→ **The problem**: In the copy, include every entry exactly but none of the pictures.

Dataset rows

************

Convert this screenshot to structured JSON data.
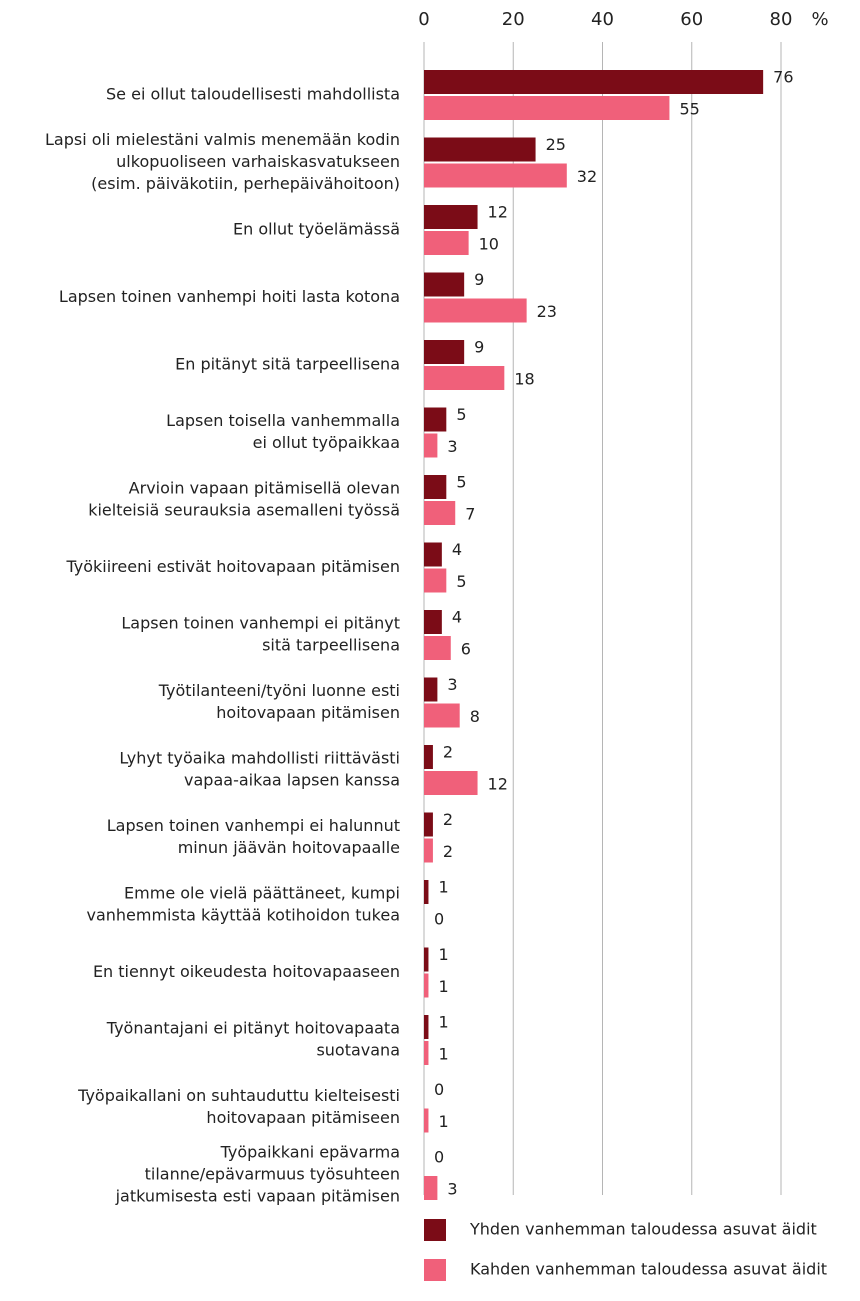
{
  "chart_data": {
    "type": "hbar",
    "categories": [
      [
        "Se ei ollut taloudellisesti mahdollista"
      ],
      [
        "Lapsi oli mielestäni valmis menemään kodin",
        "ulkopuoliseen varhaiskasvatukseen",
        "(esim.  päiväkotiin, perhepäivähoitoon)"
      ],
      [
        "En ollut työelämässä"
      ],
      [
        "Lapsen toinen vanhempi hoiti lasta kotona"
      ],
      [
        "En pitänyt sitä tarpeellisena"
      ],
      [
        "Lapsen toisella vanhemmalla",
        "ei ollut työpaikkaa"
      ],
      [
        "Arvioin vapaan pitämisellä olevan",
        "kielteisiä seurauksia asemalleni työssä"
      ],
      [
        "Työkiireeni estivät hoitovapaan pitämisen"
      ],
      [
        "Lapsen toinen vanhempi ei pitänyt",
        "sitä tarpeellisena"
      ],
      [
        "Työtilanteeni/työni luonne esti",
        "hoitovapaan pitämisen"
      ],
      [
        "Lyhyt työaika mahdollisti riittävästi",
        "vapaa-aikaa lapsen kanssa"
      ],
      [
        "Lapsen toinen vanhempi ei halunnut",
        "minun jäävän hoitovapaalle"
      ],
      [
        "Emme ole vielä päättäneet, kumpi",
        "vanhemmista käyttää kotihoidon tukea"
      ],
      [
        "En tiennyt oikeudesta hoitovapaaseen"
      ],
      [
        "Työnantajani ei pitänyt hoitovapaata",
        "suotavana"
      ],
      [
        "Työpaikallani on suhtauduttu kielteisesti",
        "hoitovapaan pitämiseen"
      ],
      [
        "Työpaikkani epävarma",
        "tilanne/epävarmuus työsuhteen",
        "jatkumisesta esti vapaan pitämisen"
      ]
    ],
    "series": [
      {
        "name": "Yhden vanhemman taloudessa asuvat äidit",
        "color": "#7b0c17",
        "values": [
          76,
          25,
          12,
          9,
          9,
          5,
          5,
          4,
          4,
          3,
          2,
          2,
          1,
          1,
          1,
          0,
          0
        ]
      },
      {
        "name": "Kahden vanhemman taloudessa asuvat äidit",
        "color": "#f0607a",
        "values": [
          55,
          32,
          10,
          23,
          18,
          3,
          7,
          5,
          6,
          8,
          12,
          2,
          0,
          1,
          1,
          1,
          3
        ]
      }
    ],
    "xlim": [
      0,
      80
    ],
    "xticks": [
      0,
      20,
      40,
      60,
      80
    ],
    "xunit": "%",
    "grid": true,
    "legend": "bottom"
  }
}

************

→ **Response**:
Convert this screenshot to structured JSON data.
{
  "chart_data": {
    "type": "hbar",
    "categories": [
      [
        "Se ei ollut taloudellisesti mahdollista"
      ],
      [
        "Lapsi oli mielestäni valmis menemään kodin",
        "ulkopuoliseen varhaiskasvatukseen",
        "(esim.  päiväkotiin, perhepäivähoitoon)"
      ],
      [
        "En ollut työelämässä"
      ],
      [
        "Lapsen toinen vanhempi hoiti lasta kotona"
      ],
      [
        "En pitänyt sitä tarpeellisena"
      ],
      [
        "Lapsen toisella vanhemmalla",
        "ei ollut työpaikkaa"
      ],
      [
        "Arvioin vapaan pitämisellä olevan",
        "kielteisiä seurauksia asemalleni työssä"
      ],
      [
        "Työkiireeni estivät hoitovapaan pitämisen"
      ],
      [
        "Lapsen toinen vanhempi ei pitänyt",
        "sitä tarpeellisena"
      ],
      [
        "Työtilanteeni/työni luonne esti",
        "hoitovapaan pitämisen"
      ],
      [
        "Lyhyt työaika mahdollisti riittävästi",
        "vapaa-aikaa lapsen kanssa"
      ],
      [
        "Lapsen toinen vanhempi ei halunnut",
        "minun jäävän hoitovapaalle"
      ],
      [
        "Emme ole vielä päättäneet, kumpi",
        "vanhemmista käyttää kotihoidon tukea"
      ],
      [
        "En tiennyt oikeudesta hoitovapaaseen"
      ],
      [
        "Työnantajani ei pitänyt hoitovapaata",
        "suotavana"
      ],
      [
        "Työpaikallani on suhtauduttu kielteisesti",
        "hoitovapaan pitämiseen"
      ],
      [
        "Työpaikkani epävarma",
        "tilanne/epävarmuus työsuhteen",
        "jatkumisesta esti vapaan pitämisen"
      ]
    ],
    "series": [
      {
        "name": "Yhden vanhemman taloudessa asuvat äidit",
        "color": "#7b0c17",
        "values": [
          76,
          25,
          12,
          9,
          9,
          5,
          5,
          4,
          4,
          3,
          2,
          2,
          1,
          1,
          1,
          0,
          0
        ]
      },
      {
        "name": "Kahden vanhemman taloudessa asuvat äidit",
        "color": "#f0607a",
        "values": [
          55,
          32,
          10,
          23,
          18,
          3,
          7,
          5,
          6,
          8,
          12,
          2,
          0,
          1,
          1,
          1,
          3
        ]
      }
    ],
    "xlim": [
      0,
      80
    ],
    "xticks": [
      0,
      20,
      40,
      60,
      80
    ],
    "xunit": "%",
    "grid": true,
    "legend": "bottom"
  }
}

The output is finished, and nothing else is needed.